[Figure dataset records]
.....

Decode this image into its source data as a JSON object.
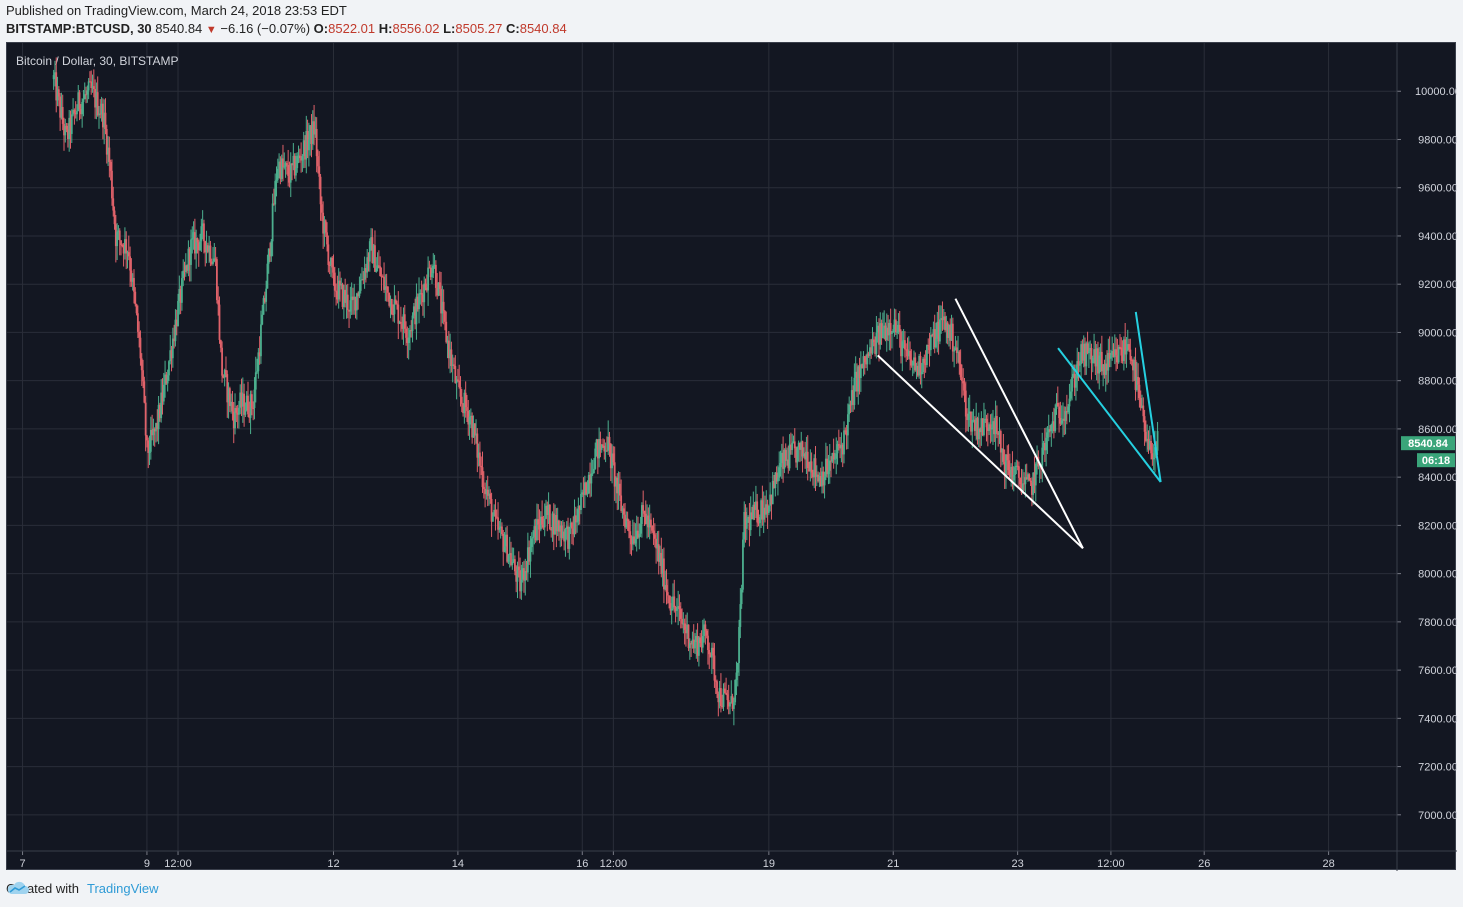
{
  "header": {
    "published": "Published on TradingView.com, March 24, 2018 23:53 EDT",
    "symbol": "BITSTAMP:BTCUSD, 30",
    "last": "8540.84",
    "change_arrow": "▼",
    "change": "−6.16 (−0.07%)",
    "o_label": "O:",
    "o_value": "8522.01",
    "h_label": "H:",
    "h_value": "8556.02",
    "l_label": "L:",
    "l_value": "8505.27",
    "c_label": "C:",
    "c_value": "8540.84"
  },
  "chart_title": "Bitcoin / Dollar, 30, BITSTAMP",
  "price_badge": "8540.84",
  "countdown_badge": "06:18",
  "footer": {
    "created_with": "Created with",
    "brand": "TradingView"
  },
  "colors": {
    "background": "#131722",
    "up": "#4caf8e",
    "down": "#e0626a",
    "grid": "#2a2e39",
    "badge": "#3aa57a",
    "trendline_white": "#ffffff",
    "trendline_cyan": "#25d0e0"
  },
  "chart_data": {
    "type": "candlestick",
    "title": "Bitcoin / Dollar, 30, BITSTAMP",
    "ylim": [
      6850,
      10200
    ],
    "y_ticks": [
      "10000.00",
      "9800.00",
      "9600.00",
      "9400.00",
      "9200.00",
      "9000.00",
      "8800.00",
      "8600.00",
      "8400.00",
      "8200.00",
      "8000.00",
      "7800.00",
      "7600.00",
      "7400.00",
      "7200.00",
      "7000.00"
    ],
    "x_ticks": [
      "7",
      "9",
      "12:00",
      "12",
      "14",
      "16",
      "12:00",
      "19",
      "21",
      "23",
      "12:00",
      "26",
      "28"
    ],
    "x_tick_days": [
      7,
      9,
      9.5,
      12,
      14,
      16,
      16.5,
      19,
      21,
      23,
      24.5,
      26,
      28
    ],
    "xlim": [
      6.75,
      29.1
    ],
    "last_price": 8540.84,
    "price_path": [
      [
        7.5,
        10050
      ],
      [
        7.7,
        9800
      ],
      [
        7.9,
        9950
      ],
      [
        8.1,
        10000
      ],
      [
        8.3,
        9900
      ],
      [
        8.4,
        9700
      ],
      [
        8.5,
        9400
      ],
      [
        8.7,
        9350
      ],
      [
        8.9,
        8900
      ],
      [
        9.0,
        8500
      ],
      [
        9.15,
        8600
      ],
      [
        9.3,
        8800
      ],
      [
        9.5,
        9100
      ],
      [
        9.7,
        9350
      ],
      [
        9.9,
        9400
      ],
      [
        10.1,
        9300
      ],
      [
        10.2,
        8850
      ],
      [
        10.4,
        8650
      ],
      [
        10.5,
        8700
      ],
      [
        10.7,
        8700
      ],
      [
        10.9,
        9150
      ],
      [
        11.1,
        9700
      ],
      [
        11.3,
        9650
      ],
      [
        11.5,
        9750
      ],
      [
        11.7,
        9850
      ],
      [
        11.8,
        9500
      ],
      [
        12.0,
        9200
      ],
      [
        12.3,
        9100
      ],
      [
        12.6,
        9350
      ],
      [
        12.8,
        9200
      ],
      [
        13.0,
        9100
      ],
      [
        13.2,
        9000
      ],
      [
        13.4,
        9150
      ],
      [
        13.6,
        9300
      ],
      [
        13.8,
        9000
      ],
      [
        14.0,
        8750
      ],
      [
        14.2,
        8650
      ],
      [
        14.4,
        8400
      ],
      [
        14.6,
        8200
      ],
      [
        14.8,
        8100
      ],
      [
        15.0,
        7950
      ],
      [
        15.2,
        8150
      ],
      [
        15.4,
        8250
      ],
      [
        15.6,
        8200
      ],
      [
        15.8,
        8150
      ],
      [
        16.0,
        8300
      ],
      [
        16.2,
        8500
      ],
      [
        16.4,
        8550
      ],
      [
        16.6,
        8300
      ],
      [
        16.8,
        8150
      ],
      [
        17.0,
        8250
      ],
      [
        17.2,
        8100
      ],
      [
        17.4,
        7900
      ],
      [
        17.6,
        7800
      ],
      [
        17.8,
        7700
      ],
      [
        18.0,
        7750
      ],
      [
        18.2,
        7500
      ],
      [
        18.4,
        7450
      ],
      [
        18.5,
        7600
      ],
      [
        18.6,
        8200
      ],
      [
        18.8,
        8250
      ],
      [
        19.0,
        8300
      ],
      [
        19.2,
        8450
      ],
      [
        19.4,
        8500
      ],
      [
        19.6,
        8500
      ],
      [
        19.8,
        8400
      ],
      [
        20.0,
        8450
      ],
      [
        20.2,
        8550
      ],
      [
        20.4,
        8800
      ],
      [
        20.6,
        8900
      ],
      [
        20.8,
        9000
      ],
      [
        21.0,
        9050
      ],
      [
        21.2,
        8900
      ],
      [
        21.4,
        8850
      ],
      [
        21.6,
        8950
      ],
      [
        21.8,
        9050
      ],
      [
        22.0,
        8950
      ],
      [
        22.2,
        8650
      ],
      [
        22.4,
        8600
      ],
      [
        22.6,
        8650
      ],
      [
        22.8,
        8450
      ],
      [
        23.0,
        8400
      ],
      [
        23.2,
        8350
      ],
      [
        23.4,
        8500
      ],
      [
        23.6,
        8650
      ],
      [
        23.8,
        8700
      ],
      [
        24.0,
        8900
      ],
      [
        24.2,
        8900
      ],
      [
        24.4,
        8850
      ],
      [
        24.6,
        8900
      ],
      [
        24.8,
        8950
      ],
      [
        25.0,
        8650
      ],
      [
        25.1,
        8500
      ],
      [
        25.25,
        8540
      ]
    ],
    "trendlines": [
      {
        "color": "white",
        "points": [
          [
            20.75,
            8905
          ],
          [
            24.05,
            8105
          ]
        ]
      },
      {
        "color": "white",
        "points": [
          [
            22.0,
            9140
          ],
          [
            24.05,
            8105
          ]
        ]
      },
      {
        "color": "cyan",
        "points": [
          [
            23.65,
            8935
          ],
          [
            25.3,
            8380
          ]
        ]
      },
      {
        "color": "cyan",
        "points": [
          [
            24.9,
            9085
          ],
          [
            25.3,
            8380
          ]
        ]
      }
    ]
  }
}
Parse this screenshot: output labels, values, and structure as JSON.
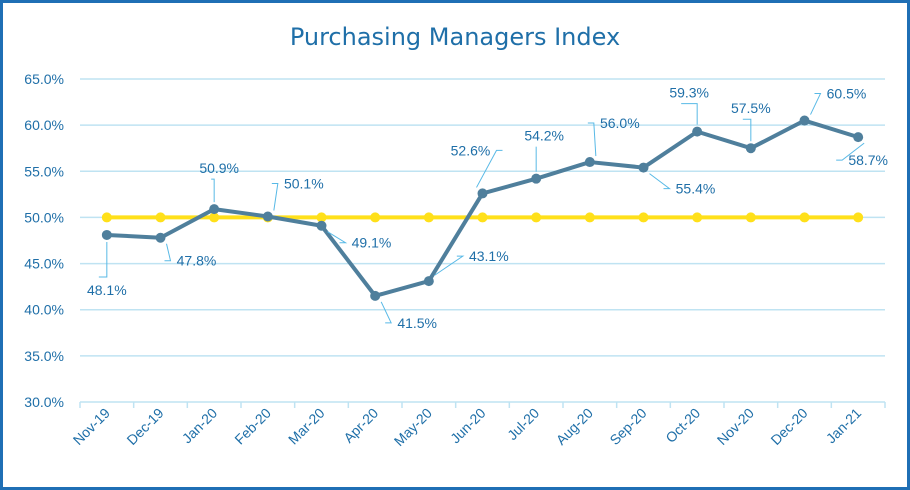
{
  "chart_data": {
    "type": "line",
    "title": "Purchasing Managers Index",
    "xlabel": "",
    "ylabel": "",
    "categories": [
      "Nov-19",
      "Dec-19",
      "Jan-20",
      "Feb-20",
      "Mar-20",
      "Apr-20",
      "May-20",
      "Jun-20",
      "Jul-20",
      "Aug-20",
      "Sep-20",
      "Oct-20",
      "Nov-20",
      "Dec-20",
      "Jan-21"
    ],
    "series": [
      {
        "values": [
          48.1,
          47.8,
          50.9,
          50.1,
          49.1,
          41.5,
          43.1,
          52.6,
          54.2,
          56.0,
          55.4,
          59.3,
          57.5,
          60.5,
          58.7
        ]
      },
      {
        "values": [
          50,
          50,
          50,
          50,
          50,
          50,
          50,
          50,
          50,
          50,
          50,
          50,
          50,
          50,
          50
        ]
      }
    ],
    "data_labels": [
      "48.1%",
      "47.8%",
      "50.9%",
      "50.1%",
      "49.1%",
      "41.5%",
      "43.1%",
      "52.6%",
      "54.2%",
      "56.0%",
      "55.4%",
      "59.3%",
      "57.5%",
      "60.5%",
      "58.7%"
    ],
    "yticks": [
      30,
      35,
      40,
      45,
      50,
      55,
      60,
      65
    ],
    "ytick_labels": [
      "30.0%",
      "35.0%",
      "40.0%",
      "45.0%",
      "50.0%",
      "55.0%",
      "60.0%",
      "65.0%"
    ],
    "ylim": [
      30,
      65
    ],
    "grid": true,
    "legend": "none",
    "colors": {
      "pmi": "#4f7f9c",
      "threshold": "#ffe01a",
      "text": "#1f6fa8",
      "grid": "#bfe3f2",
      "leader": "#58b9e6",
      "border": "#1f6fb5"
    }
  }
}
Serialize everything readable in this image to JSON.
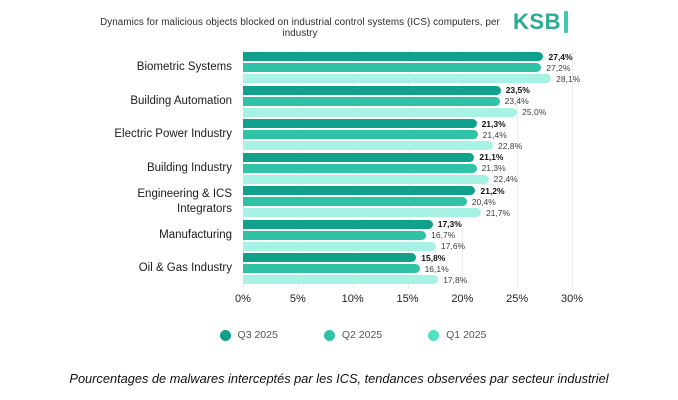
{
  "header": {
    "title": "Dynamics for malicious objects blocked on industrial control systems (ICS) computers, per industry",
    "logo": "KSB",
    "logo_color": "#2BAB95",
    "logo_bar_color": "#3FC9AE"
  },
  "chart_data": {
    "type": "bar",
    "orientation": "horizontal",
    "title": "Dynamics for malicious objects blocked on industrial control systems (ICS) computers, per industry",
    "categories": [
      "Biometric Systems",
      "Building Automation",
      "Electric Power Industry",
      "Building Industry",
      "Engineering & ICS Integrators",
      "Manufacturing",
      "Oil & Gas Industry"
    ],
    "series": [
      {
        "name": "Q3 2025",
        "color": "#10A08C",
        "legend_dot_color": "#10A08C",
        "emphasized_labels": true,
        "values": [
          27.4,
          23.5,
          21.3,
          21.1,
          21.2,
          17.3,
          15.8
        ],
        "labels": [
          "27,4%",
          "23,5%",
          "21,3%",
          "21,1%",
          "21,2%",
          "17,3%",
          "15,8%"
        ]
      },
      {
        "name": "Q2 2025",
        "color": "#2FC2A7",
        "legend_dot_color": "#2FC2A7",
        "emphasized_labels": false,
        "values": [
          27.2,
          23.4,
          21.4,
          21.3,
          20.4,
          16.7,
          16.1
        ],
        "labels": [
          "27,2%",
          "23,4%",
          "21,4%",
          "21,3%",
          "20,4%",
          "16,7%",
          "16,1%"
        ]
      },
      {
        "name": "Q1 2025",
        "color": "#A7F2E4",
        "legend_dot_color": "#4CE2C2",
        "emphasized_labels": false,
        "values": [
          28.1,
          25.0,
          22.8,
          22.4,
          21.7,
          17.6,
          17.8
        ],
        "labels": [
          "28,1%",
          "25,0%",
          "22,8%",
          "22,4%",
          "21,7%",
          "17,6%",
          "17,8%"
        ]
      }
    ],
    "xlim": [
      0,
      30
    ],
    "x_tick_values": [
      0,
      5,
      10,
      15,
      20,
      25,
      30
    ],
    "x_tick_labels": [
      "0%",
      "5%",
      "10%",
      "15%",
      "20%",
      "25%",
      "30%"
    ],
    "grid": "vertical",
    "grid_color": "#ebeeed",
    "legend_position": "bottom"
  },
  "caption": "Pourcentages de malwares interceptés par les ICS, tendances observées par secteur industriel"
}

.....

## TASK REQUIREMENTS
Where a line in the material contains "Bitcoin", copy that line.

## EXPECTED ANSWER
  "chart_title": "Bitcoin / Dollar, 30, BITSTAMP",
    "title": "Bitcoin / Dollar, 30, BITSTAMP",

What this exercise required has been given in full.